Return the lines below that carry the word "Blockchain".

=======

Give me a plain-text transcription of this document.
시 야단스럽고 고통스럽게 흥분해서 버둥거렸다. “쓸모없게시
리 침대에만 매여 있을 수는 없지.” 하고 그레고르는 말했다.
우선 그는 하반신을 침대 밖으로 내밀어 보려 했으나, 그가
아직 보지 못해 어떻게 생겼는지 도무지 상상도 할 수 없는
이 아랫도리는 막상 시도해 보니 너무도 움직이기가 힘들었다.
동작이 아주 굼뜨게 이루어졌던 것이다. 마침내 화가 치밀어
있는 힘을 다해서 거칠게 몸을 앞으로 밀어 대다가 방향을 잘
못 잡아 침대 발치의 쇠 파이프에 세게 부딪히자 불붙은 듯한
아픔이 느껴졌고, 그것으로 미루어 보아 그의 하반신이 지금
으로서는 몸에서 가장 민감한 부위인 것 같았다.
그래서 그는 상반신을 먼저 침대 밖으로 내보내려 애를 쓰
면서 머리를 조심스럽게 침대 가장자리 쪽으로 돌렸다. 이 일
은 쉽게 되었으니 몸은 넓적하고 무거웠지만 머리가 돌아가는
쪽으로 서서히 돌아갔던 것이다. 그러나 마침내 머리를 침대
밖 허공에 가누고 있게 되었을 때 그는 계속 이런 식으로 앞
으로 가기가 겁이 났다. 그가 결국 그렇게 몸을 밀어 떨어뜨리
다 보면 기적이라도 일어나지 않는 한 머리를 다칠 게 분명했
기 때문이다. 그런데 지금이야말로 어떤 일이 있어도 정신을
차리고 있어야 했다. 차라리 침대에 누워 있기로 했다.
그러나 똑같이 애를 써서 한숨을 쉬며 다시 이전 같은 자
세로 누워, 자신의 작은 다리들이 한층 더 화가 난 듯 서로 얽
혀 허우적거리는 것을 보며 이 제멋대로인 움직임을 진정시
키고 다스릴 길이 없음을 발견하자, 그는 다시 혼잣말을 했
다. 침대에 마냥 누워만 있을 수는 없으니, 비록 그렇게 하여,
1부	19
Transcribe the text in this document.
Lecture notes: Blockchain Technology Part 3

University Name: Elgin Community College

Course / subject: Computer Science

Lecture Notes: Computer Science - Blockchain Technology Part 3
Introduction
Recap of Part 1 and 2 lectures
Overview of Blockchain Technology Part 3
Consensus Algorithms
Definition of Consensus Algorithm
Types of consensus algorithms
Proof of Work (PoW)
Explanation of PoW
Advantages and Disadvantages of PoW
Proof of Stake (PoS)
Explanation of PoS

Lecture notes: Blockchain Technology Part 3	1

=======

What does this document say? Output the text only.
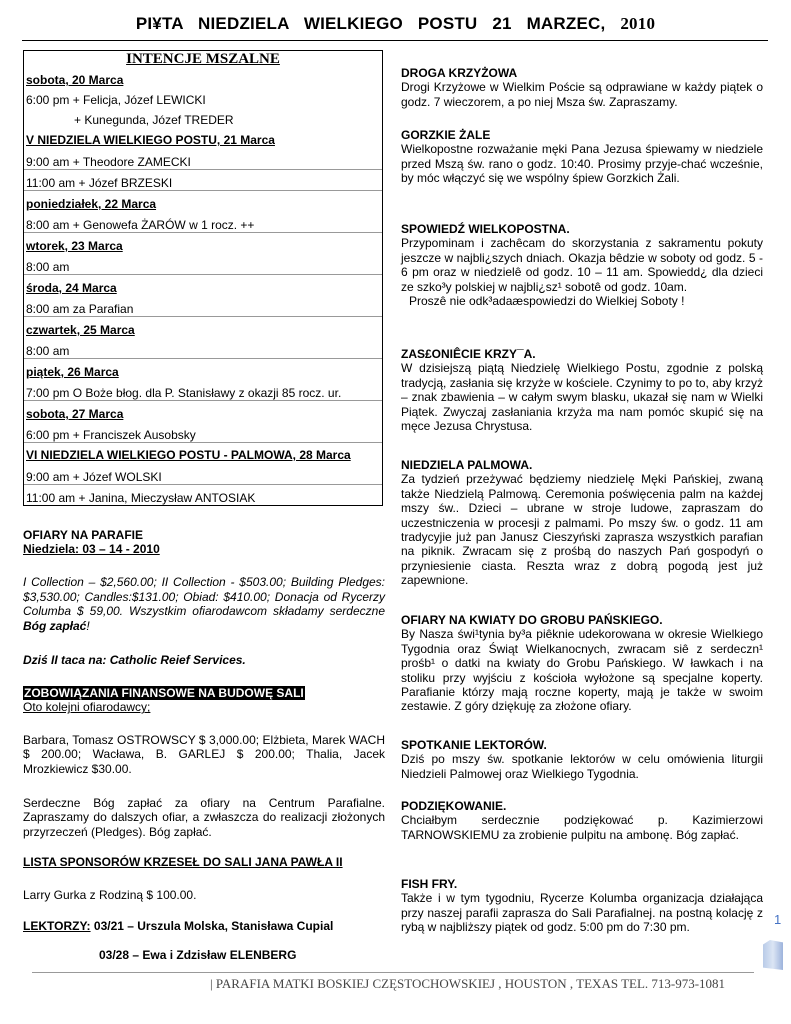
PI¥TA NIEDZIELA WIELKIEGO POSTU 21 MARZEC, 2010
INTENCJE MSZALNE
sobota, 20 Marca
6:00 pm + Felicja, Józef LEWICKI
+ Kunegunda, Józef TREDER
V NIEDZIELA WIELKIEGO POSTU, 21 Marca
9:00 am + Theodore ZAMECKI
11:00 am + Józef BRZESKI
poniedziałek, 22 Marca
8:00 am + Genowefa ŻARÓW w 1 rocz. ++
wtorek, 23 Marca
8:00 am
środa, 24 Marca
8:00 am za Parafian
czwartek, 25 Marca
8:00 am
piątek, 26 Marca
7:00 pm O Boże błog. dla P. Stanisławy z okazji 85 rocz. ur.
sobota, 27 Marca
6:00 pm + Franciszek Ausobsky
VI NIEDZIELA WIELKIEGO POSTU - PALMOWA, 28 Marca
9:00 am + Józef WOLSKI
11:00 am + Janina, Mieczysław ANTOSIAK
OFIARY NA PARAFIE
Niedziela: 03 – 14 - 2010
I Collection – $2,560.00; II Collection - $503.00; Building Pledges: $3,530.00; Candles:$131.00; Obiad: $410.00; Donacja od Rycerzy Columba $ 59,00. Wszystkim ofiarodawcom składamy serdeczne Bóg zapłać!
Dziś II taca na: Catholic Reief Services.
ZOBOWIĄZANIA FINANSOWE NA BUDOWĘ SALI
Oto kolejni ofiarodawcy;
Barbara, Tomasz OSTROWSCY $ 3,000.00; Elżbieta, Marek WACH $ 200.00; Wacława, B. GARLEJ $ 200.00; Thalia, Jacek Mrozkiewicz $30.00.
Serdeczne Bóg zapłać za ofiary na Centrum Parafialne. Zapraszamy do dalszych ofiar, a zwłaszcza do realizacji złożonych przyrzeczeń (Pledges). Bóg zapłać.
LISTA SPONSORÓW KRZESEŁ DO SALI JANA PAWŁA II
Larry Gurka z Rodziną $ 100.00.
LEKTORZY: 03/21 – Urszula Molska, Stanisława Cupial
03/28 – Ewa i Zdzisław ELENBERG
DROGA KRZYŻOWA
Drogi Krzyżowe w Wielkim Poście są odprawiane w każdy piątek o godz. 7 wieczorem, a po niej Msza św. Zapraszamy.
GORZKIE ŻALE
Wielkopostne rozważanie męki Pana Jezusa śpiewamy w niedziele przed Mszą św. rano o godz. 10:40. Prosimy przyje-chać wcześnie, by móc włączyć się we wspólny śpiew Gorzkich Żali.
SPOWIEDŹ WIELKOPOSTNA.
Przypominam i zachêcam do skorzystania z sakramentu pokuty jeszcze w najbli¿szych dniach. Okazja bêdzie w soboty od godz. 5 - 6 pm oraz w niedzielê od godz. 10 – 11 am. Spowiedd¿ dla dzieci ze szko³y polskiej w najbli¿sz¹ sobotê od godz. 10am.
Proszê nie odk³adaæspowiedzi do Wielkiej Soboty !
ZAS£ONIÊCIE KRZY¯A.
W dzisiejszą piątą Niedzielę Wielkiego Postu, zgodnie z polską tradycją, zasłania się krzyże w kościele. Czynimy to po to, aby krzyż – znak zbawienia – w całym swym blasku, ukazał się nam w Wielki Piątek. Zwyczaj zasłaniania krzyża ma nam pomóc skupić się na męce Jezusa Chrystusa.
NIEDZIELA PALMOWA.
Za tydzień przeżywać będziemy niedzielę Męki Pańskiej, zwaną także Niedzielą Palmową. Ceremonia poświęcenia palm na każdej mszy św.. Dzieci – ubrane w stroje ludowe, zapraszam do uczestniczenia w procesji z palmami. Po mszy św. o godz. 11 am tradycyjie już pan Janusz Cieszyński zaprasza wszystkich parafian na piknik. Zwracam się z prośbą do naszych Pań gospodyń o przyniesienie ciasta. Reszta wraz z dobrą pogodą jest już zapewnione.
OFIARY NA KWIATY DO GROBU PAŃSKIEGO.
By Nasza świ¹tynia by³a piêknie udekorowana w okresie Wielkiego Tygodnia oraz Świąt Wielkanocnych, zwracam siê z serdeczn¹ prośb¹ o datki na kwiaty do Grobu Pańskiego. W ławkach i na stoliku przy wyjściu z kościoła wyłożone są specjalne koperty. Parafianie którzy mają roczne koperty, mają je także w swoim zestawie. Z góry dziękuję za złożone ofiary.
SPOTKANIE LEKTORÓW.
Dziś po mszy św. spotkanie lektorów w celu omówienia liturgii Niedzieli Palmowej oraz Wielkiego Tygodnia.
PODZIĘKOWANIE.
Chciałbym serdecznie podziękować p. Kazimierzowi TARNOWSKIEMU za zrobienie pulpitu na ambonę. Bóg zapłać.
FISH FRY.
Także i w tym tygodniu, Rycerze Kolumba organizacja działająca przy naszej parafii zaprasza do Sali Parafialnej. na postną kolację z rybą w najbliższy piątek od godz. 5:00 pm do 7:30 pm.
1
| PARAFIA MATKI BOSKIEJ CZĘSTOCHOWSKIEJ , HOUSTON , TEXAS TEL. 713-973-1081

=======

» Response to this task
Lecture notes: Blockchain Technology Part 3
Lecture Notes: Computer Science - Blockchain Technology Part 3
Overview of Blockchain Technology Part 3
Lecture notes: Blockchain Technology Part 3	1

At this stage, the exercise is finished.